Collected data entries
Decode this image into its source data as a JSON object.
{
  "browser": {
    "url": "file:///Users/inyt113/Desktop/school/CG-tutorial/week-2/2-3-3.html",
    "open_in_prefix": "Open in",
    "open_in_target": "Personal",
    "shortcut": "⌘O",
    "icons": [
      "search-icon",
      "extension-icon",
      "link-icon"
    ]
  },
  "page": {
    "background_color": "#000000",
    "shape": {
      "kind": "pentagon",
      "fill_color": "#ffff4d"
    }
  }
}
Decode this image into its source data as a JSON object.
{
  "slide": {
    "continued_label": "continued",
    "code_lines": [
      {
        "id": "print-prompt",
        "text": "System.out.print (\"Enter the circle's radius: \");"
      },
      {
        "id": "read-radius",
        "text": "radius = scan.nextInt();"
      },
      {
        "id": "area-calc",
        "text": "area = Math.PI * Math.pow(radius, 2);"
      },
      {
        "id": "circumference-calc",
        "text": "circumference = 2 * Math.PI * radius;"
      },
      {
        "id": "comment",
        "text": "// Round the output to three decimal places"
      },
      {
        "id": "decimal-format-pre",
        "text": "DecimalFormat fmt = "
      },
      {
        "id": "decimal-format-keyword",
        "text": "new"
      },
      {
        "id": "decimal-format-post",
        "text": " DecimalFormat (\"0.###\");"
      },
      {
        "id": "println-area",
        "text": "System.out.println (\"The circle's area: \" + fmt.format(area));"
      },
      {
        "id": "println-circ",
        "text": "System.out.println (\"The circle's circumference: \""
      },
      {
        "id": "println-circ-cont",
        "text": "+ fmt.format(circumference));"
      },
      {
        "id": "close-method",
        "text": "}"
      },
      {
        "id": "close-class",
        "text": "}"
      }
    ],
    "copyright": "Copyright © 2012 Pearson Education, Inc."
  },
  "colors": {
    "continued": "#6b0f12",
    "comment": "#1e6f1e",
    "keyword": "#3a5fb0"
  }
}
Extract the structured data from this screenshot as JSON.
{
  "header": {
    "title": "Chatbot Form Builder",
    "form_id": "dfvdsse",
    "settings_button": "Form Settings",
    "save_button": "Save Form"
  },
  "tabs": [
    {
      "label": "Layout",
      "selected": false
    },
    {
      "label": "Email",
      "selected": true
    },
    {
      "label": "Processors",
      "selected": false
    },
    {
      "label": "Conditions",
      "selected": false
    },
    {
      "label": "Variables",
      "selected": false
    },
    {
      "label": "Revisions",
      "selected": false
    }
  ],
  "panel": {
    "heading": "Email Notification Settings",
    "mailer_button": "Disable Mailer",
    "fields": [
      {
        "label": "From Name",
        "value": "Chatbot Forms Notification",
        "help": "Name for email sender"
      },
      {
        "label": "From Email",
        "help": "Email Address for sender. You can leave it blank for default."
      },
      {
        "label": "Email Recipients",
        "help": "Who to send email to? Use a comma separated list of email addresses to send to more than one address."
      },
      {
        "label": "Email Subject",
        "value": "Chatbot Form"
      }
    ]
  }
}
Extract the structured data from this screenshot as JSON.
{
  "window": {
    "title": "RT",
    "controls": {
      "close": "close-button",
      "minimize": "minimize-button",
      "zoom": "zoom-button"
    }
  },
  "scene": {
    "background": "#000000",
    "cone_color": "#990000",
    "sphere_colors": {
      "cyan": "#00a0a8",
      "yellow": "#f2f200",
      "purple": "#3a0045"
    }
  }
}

*Problem details*:
Make an exact copy of the material above.

*Complete output*:
Decode this image into its source data as a JSON object.
{
  "browser": {
    "url": "file:///Users/inyt113/Desktop/school/CG-tutorial/week-2/2-3-3.html",
    "open_in_prefix": "Open in",
    "open_in_target": "Personal",
    "shortcut": "⌘O",
    "icons": [
      "search-icon",
      "extension-icon",
      "link-icon"
    ]
  },
  "page": {
    "background_color": "#000000",
    "shape": {
      "kind": "pentagon",
      "fill_color": "#ffff4d"
    }
  }
}
Decode this image into its source data as a JSON object.
{
  "slide": {
    "continued_label": "continued",
    "code_lines": [
      {
        "id": "print-prompt",
        "text": "System.out.print (\"Enter the circle's radius: \");"
      },
      {
        "id": "read-radius",
        "text": "radius = scan.nextInt();"
      },
      {
        "id": "area-calc",
        "text": "area = Math.PI * Math.pow(radius, 2);"
      },
      {
        "id": "circumference-calc",
        "text": "circumference = 2 * Math.PI * radius;"
      },
      {
        "id": "comment",
        "text": "// Round the output to three decimal places"
      },
      {
        "id": "decimal-format-pre",
        "text": "DecimalFormat fmt = "
      },
      {
        "id": "decimal-format-keyword",
        "text": "new"
      },
      {
        "id": "decimal-format-post",
        "text": " DecimalFormat (\"0.###\");"
      },
      {
        "id": "println-area",
        "text": "System.out.println (\"The circle's area: \" + fmt.format(area));"
      },
      {
        "id": "println-circ",
        "text": "System.out.println (\"The circle's circumference: \""
      },
      {
        "id": "println-circ-cont",
        "text": "+ fmt.format(circumference));"
      },
      {
        "id": "close-method",
        "text": "}"
      },
      {
        "id": "close-class",
        "text": "}"
      }
    ],
    "copyright": "Copyright © 2012 Pearson Education, Inc."
  },
  "colors": {
    "continued": "#6b0f12",
    "comment": "#1e6f1e",
    "keyword": "#3a5fb0"
  }
}
Extract the structured data from this screenshot as JSON.
{
  "header": {
    "title": "Chatbot Form Builder",
    "form_id": "dfvdsse",
    "settings_button": "Form Settings",
    "save_button": "Save Form"
  },
  "tabs": [
    {
      "label": "Layout",
      "selected": false
    },
    {
      "label": "Email",
      "selected": true
    },
    {
      "label": "Processors",
      "selected": false
    },
    {
      "label": "Conditions",
      "selected": false
    },
    {
      "label": "Variables",
      "selected": false
    },
    {
      "label": "Revisions",
      "selected": false
    }
  ],
  "panel": {
    "heading": "Email Notification Settings",
    "mailer_button": "Disable Mailer",
    "fields": [
      {
        "label": "From Name",
        "value": "Chatbot Forms Notification",
        "help": "Name for email sender"
      },
      {
        "label": "From Email",
        "help": "Email Address for sender. You can leave it blank for default."
      },
      {
        "label": "Email Recipients",
        "help": "Who to send email to? Use a comma separated list of email addresses to send to more than one address."
      },
      {
        "label": "Email Subject",
        "value": "Chatbot Form"
      }
    ]
  }
}
Extract the structured data from this screenshot as JSON.
{
  "window": {
    "title": "RT",
    "controls": {
      "close": "close-button",
      "minimize": "minimize-button",
      "zoom": "zoom-button"
    }
  },
  "scene": {
    "background": "#000000",
    "cone_color": "#990000",
    "sphere_colors": {
      "cyan": "#00a0a8",
      "yellow": "#f2f200",
      "purple": "#3a0045"
    }
  }
}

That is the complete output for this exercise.